**Written exercise**
Write out all the entries word for word, but skip any images.

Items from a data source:
--------------------

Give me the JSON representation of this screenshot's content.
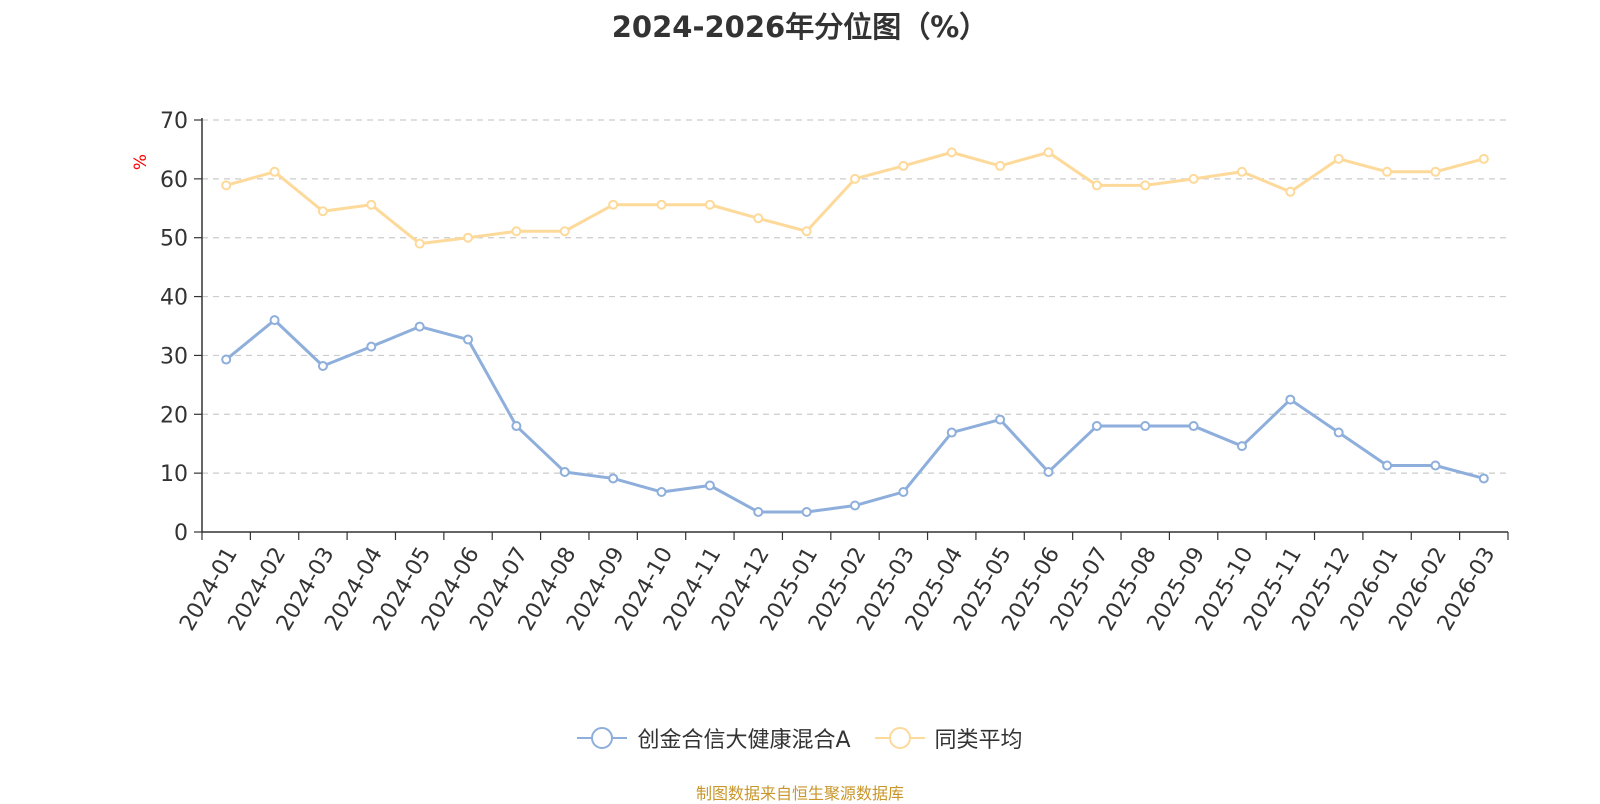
{
  "chart_data": {
    "type": "line",
    "title": "2024-2026年分位图（%）",
    "ylabel": "%",
    "xlabel": "",
    "ylim": [
      0,
      70
    ],
    "yticks": [
      0,
      10,
      20,
      30,
      40,
      50,
      60,
      70
    ],
    "grid": true,
    "legend_position": "bottom-center",
    "categories": [
      "2024-01",
      "2024-02",
      "2024-03",
      "2024-04",
      "2024-05",
      "2024-06",
      "2024-07",
      "2024-08",
      "2024-09",
      "2024-10",
      "2024-11",
      "2024-12",
      "2025-01",
      "2025-02",
      "2025-03",
      "2025-04",
      "2025-05",
      "2025-06",
      "2025-07",
      "2025-08",
      "2025-09",
      "2025-10",
      "2025-11",
      "2025-12",
      "2026-01",
      "2026-02",
      "2026-03"
    ],
    "series": [
      {
        "name": "创金合信大健康混合A",
        "color": "#8eaedb",
        "values": [
          29.3,
          36.0,
          28.2,
          31.5,
          34.9,
          32.7,
          18.0,
          10.2,
          9.1,
          6.8,
          7.9,
          3.4,
          3.4,
          4.5,
          6.8,
          16.9,
          19.1,
          10.2,
          18.0,
          18.0,
          18.0,
          14.6,
          22.5,
          16.9,
          11.3,
          11.3,
          9.1
        ]
      },
      {
        "name": "同类平均",
        "color": "#fdd99a",
        "values": [
          58.9,
          61.2,
          54.5,
          55.6,
          49.0,
          50.0,
          51.1,
          51.1,
          55.6,
          55.6,
          55.6,
          53.3,
          51.1,
          60.0,
          62.2,
          64.5,
          62.2,
          64.5,
          58.9,
          58.9,
          60.0,
          61.2,
          57.8,
          63.4,
          61.2,
          61.2,
          63.4
        ]
      }
    ]
  },
  "axis_color": "#333333",
  "grid_color": "#cccccc",
  "ylabel_color": "#ff0000",
  "source": {
    "text": "制图数据来自恒生聚源数据库",
    "color": "#c8962a"
  }
}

--------------------

**Complete answer**
Give me the JSON representation of this screenshot's content.
{
  "chart_data": {
    "type": "line",
    "title": "2024-2026年分位图（%）",
    "ylabel": "%",
    "xlabel": "",
    "ylim": [
      0,
      70
    ],
    "yticks": [
      0,
      10,
      20,
      30,
      40,
      50,
      60,
      70
    ],
    "grid": true,
    "legend_position": "bottom-center",
    "categories": [
      "2024-01",
      "2024-02",
      "2024-03",
      "2024-04",
      "2024-05",
      "2024-06",
      "2024-07",
      "2024-08",
      "2024-09",
      "2024-10",
      "2024-11",
      "2024-12",
      "2025-01",
      "2025-02",
      "2025-03",
      "2025-04",
      "2025-05",
      "2025-06",
      "2025-07",
      "2025-08",
      "2025-09",
      "2025-10",
      "2025-11",
      "2025-12",
      "2026-01",
      "2026-02",
      "2026-03"
    ],
    "series": [
      {
        "name": "创金合信大健康混合A",
        "color": "#8eaedb",
        "values": [
          29.3,
          36.0,
          28.2,
          31.5,
          34.9,
          32.7,
          18.0,
          10.2,
          9.1,
          6.8,
          7.9,
          3.4,
          3.4,
          4.5,
          6.8,
          16.9,
          19.1,
          10.2,
          18.0,
          18.0,
          18.0,
          14.6,
          22.5,
          16.9,
          11.3,
          11.3,
          9.1
        ]
      },
      {
        "name": "同类平均",
        "color": "#fdd99a",
        "values": [
          58.9,
          61.2,
          54.5,
          55.6,
          49.0,
          50.0,
          51.1,
          51.1,
          55.6,
          55.6,
          55.6,
          53.3,
          51.1,
          60.0,
          62.2,
          64.5,
          62.2,
          64.5,
          58.9,
          58.9,
          60.0,
          61.2,
          57.8,
          63.4,
          61.2,
          61.2,
          63.4
        ]
      }
    ]
  },
  "axis_color": "#333333",
  "grid_color": "#cccccc",
  "ylabel_color": "#ff0000",
  "source": {
    "text": "制图数据来自恒生聚源数据库",
    "color": "#c8962a"
  }
}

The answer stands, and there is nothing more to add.